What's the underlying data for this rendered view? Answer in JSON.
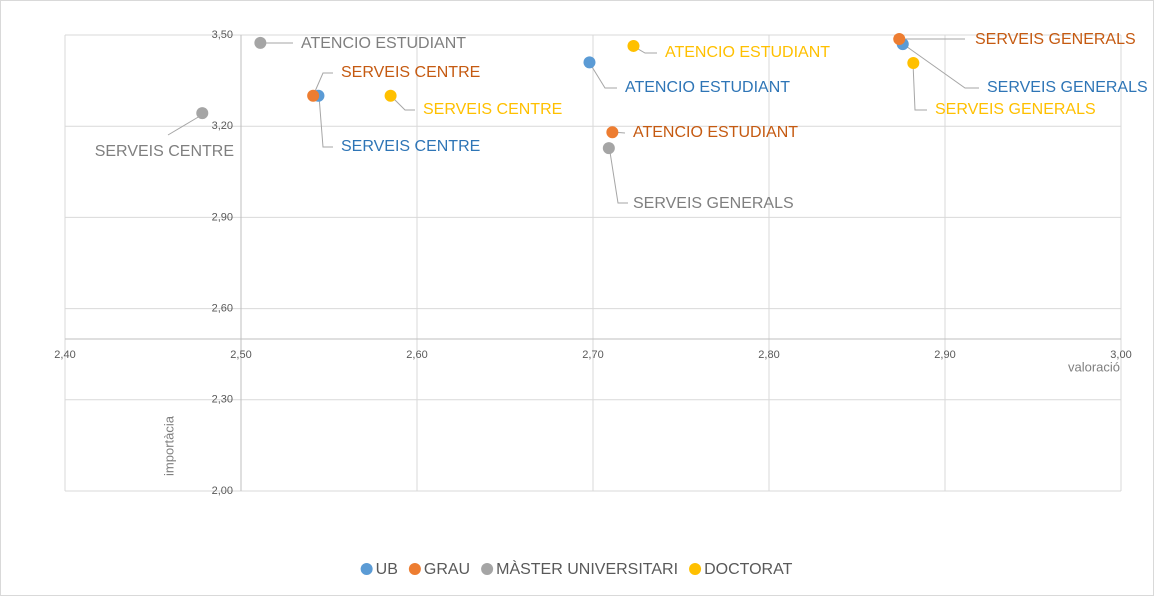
{
  "chart_data": {
    "type": "scatter",
    "x_label": "valoració",
    "y_label": "importàcia",
    "xlim": [
      2.4,
      3.0
    ],
    "ylim": [
      2.0,
      3.5
    ],
    "xticks": [
      {
        "value": 2.4,
        "label": "2,40"
      },
      {
        "value": 2.5,
        "label": "2,50"
      },
      {
        "value": 2.6,
        "label": "2,60"
      },
      {
        "value": 2.7,
        "label": "2,70"
      },
      {
        "value": 2.8,
        "label": "2,80"
      },
      {
        "value": 2.9,
        "label": "2,90"
      },
      {
        "value": 3.0,
        "label": "3,00"
      }
    ],
    "yticks": [
      {
        "value": 2.0,
        "label": "2,00"
      },
      {
        "value": 2.3,
        "label": "2,30"
      },
      {
        "value": 2.6,
        "label": "2,60"
      },
      {
        "value": 2.9,
        "label": "2,90"
      },
      {
        "value": 3.2,
        "label": "3,20"
      },
      {
        "value": 3.5,
        "label": "3,50"
      }
    ],
    "grid": true,
    "legend": "bottom",
    "series": [
      {
        "name": "UB",
        "color": "#5b9bd5",
        "label_color": "#2e75b6",
        "x": [
          2.544,
          2.698,
          2.876
        ],
        "values": [
          3.3,
          3.41,
          3.47
        ],
        "labels": [
          "SERVEIS CENTRE",
          "ATENCIO ESTUDIANT",
          "SERVEIS GENERALS"
        ]
      },
      {
        "name": "GRAU",
        "color": "#ed7d31",
        "label_color": "#c55a11",
        "x": [
          2.541,
          2.711,
          2.874
        ],
        "values": [
          3.3,
          3.18,
          3.487
        ],
        "labels": [
          "SERVEIS CENTRE",
          "ATENCIO ESTUDIANT",
          "SERVEIS GENERALS"
        ]
      },
      {
        "name": "MÀSTER UNIVERSITARI",
        "color": "#a5a5a5",
        "label_color": "#7f7f7f",
        "x": [
          2.478,
          2.511,
          2.709
        ],
        "values": [
          3.243,
          3.474,
          3.128
        ],
        "labels": [
          "SERVEIS CENTRE",
          "ATENCIO ESTUDIANT",
          "SERVEIS GENERALS"
        ]
      },
      {
        "name": "DOCTORAT",
        "color": "#ffc000",
        "label_color": "#ffc000",
        "x": [
          2.585,
          2.723,
          2.882
        ],
        "values": [
          3.3,
          3.464,
          3.408
        ],
        "labels": [
          "SERVEIS CENTRE",
          "ATENCIO ESTUDIANT",
          "SERVEIS GENERALS"
        ]
      }
    ]
  }
}
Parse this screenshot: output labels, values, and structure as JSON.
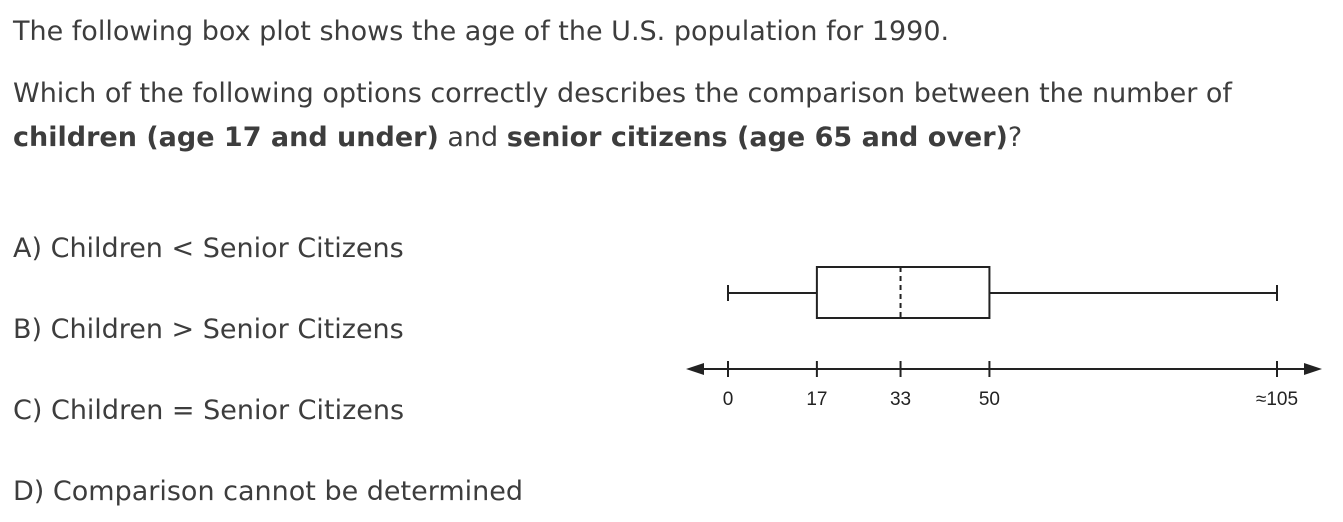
{
  "question": {
    "line1": "The following box plot shows the age of the U.S. population for 1990.",
    "line2_part1": "Which of the following options correctly describes the comparison between the number of ",
    "line2_bold1": "children (age 17 and under)",
    "line2_part2": " and ",
    "line2_bold2": "senior citizens (age 65 and over)",
    "line2_part3": "?"
  },
  "options": [
    {
      "label": "A) Children < Senior Citizens"
    },
    {
      "label": "B) Children > Senior Citizens"
    },
    {
      "label": "C) Children = Senior Citizens"
    },
    {
      "label": "D) Comparison cannot be determined"
    }
  ],
  "chart_data": {
    "type": "boxplot",
    "title": "",
    "xlabel": "",
    "ylabel": "",
    "min": 0,
    "q1": 17,
    "median": 33,
    "q3": 50,
    "max": 105,
    "xlim": [
      0,
      105
    ],
    "ticks": [
      {
        "value": 0,
        "label": "0"
      },
      {
        "value": 17,
        "label": "17"
      },
      {
        "value": 33,
        "label": "33"
      },
      {
        "value": 50,
        "label": "50"
      },
      {
        "value": 105,
        "label": "≈105"
      }
    ],
    "median_style": "dashed",
    "axis_arrows": "both-ends",
    "grid": false
  },
  "colors": {
    "text": "#3d3d3d",
    "plot_stroke": "#222222"
  }
}
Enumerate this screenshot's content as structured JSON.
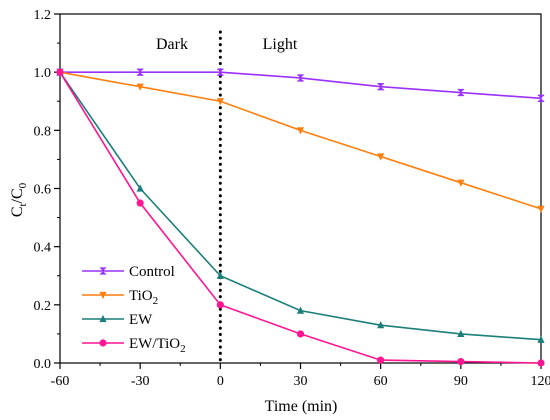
{
  "chart_data": {
    "type": "line",
    "xlabel": "Time (min)",
    "ylabel": {
      "main": "C",
      "sub1": "t",
      "sep": "/C",
      "sub2": "0"
    },
    "xlim": [
      -60,
      120
    ],
    "ylim": [
      0,
      1.2
    ],
    "x_ticks": [
      -60,
      -30,
      0,
      30,
      60,
      90,
      120
    ],
    "x_tick_labels": [
      "-60",
      "-30",
      "0",
      "30",
      "60",
      "90",
      "120"
    ],
    "y_ticks": [
      0.0,
      0.2,
      0.4,
      0.6,
      0.8,
      1.0,
      1.2
    ],
    "y_tick_labels": [
      "0.0",
      "0.2",
      "0.4",
      "0.6",
      "0.8",
      "1.0",
      "1.2"
    ],
    "grid": false,
    "legend_position": "bottom-left",
    "annotations": {
      "dark": "Dark",
      "light": "Light",
      "divider_x": 0
    },
    "x": [
      -60,
      -30,
      0,
      30,
      60,
      90,
      120
    ],
    "series": [
      {
        "name": "Control",
        "label_main": "Control",
        "label_sub": "",
        "color": "#9b30ff",
        "marker": "bowtie",
        "values": [
          1.0,
          1.0,
          1.0,
          0.98,
          0.95,
          0.93,
          0.91
        ],
        "errors": [
          0.01,
          0.01,
          0.01,
          0.01,
          0.01,
          0.01,
          0.01
        ]
      },
      {
        "name": "TiO2",
        "label_main": "TiO",
        "label_sub": "2",
        "color": "#ff7f0e",
        "marker": "triangle-down",
        "values": [
          1.0,
          0.95,
          0.9,
          0.8,
          0.71,
          0.62,
          0.53
        ]
      },
      {
        "name": "EW",
        "label_main": "EW",
        "label_sub": "",
        "color": "#1a7f7a",
        "marker": "triangle-up",
        "values": [
          1.0,
          0.6,
          0.3,
          0.18,
          0.13,
          0.1,
          0.08
        ]
      },
      {
        "name": "EW/TiO2",
        "label_main": "EW/TiO",
        "label_sub": "2",
        "color": "#ff1493",
        "marker": "circle",
        "values": [
          1.0,
          0.55,
          0.2,
          0.1,
          0.01,
          0.005,
          0.0
        ]
      }
    ]
  }
}
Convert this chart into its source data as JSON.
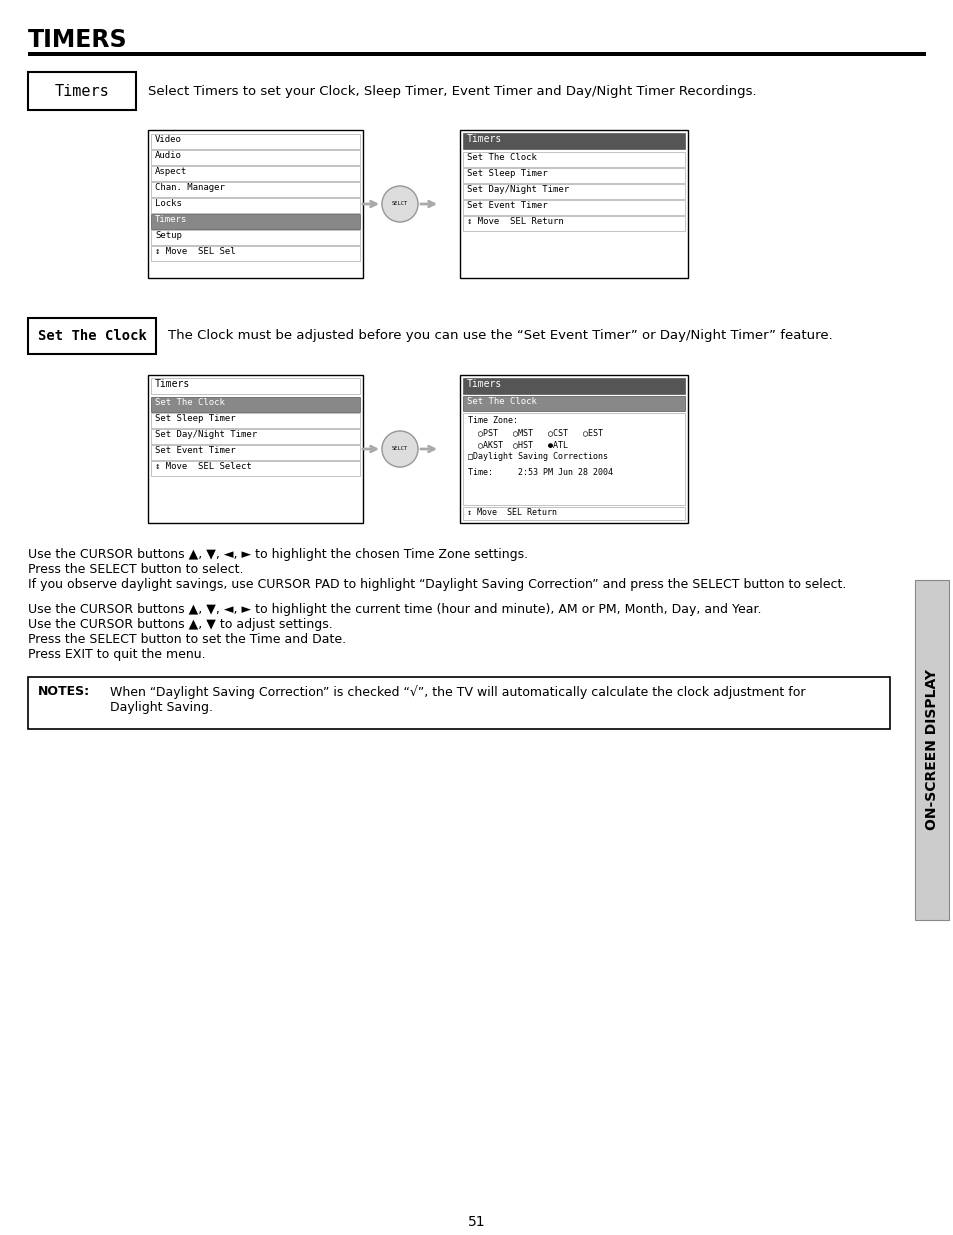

- _WORK TO COMPLETE_:
All of the entries need to be transcribed word for word; pictures are left out.

- _ANSWER TO THE TASK_:
What's the underlying data for this rendered view? Answer in JSON.
{
  "chart_data": {
    "type": "scatter",
    "x_label": "valoració",
    "y_label": "importàcia",
    "xlim": [
      2.4,
      3.0
    ],
    "ylim": [
      2.0,
      3.5
    ],
    "xticks": [
      {
        "value": 2.4,
        "label": "2,40"
      },
      {
        "value": 2.5,
        "label": "2,50"
      },
      {
        "value": 2.6,
        "label": "2,60"
      },
      {
        "value": 2.7,
        "label": "2,70"
      },
      {
        "value": 2.8,
        "label": "2,80"
      },
      {
        "value": 2.9,
        "label": "2,90"
      },
      {
        "value": 3.0,
        "label": "3,00"
      }
    ],
    "yticks": [
      {
        "value": 2.0,
        "label": "2,00"
      },
      {
        "value": 2.3,
        "label": "2,30"
      },
      {
        "value": 2.6,
        "label": "2,60"
      },
      {
        "value": 2.9,
        "label": "2,90"
      },
      {
        "value": 3.2,
        "label": "3,20"
      },
      {
        "value": 3.5,
        "label": "3,50"
      }
    ],
    "grid": true,
    "legend": "bottom",
    "series": [
      {
        "name": "UB",
        "color": "#5b9bd5",
        "label_color": "#2e75b6",
        "x": [
          2.544,
          2.698,
          2.876
        ],
        "values": [
          3.3,
          3.41,
          3.47
        ],
        "labels": [
          "SERVEIS CENTRE",
          "ATENCIO ESTUDIANT",
          "SERVEIS GENERALS"
        ]
      },
      {
        "name": "GRAU",
        "color": "#ed7d31",
        "label_color": "#c55a11",
        "x": [
          2.541,
          2.711,
          2.874
        ],
        "values": [
          3.3,
          3.18,
          3.487
        ],
        "labels": [
          "SERVEIS CENTRE",
          "ATENCIO ESTUDIANT",
          "SERVEIS GENERALS"
        ]
      },
      {
        "name": "MÀSTER UNIVERSITARI",
        "color": "#a5a5a5",
        "label_color": "#7f7f7f",
        "x": [
          2.478,
          2.511,
          2.709
        ],
        "values": [
          3.243,
          3.474,
          3.128
        ],
        "labels": [
          "SERVEIS CENTRE",
          "ATENCIO ESTUDIANT",
          "SERVEIS GENERALS"
        ]
      },
      {
        "name": "DOCTORAT",
        "color": "#ffc000",
        "label_color": "#ffc000",
        "x": [
          2.585,
          2.723,
          2.882
        ],
        "values": [
          3.3,
          3.464,
          3.408
        ],
        "labels": [
          "SERVEIS CENTRE",
          "ATENCIO ESTUDIANT",
          "SERVEIS GENERALS"
        ]
      }
    ]
  }
}
Parse this screenshot: output labels, values, and structure as JSON.
{
  "question": {
    "line1": "The following box plot shows the age of the U.S. population for 1990.",
    "line2_part1": "Which of the following options correctly describes the comparison between the number of ",
    "line2_bold1": "children (age 17 and under)",
    "line2_part2": " and ",
    "line2_bold2": "senior citizens (age 65 and over)",
    "line2_part3": "?"
  },
  "options": [
    {
      "label": "A) Children < Senior Citizens"
    },
    {
      "label": "B) Children > Senior Citizens"
    },
    {
      "label": "C) Children = Senior Citizens"
    },
    {
      "label": "D) Comparison cannot be determined"
    }
  ],
  "chart_data": {
    "type": "boxplot",
    "title": "",
    "xlabel": "",
    "ylabel": "",
    "min": 0,
    "q1": 17,
    "median": 33,
    "q3": 50,
    "max": 105,
    "xlim": [
      0,
      105
    ],
    "ticks": [
      {
        "value": 0,
        "label": "0"
      },
      {
        "value": 17,
        "label": "17"
      },
      {
        "value": 33,
        "label": "33"
      },
      {
        "value": 50,
        "label": "50"
      },
      {
        "value": 105,
        "label": "≈105"
      }
    ],
    "median_style": "dashed",
    "axis_arrows": "both-ends",
    "grid": false
  },
  "colors": {
    "text": "#3d3d3d",
    "plot_stroke": "#222222"
  }
}
Enumerate this screenshot's content as structured JSON.
{
  "chart_data": {
    "type": "line",
    "xlabel": "Time (min)",
    "ylabel": {
      "main": "C",
      "sub1": "t",
      "sep": "/C",
      "sub2": "0"
    },
    "xlim": [
      -60,
      120
    ],
    "ylim": [
      0,
      1.2
    ],
    "x_ticks": [
      -60,
      -30,
      0,
      30,
      60,
      90,
      120
    ],
    "x_tick_labels": [
      "-60",
      "-30",
      "0",
      "30",
      "60",
      "90",
      "120"
    ],
    "y_ticks": [
      0.0,
      0.2,
      0.4,
      0.6,
      0.8,
      1.0,
      1.2
    ],
    "y_tick_labels": [
      "0.0",
      "0.2",
      "0.4",
      "0.6",
      "0.8",
      "1.0",
      "1.2"
    ],
    "grid": false,
    "legend_position": "bottom-left",
    "annotations": {
      "dark": "Dark",
      "light": "Light",
      "divider_x": 0
    },
    "x": [
      -60,
      -30,
      0,
      30,
      60,
      90,
      120
    ],
    "series": [
      {
        "name": "Control",
        "label_main": "Control",
        "label_sub": "",
        "color": "#9b30ff",
        "marker": "bowtie",
        "values": [
          1.0,
          1.0,
          1.0,
          0.98,
          0.95,
          0.93,
          0.91
        ],
        "errors": [
          0.01,
          0.01,
          0.01,
          0.01,
          0.01,
          0.01,
          0.01
        ]
      },
      {
        "name": "TiO2",
        "label_main": "TiO",
        "label_sub": "2",
        "color": "#ff7f0e",
        "marker": "triangle-down",
        "values": [
          1.0,
          0.95,
          0.9,
          0.8,
          0.71,
          0.62,
          0.53
        ]
      },
      {
        "name": "EW",
        "label_main": "EW",
        "label_sub": "",
        "color": "#1a7f7a",
        "marker": "triangle-up",
        "values": [
          1.0,
          0.6,
          0.3,
          0.18,
          0.13,
          0.1,
          0.08
        ]
      },
      {
        "name": "EW/TiO2",
        "label_main": "EW/TiO",
        "label_sub": "2",
        "color": "#ff1493",
        "marker": "circle",
        "values": [
          1.0,
          0.55,
          0.2,
          0.1,
          0.01,
          0.005,
          0.0
        ]
      }
    ]
  }
}
Convert this chart into its source data as JSON.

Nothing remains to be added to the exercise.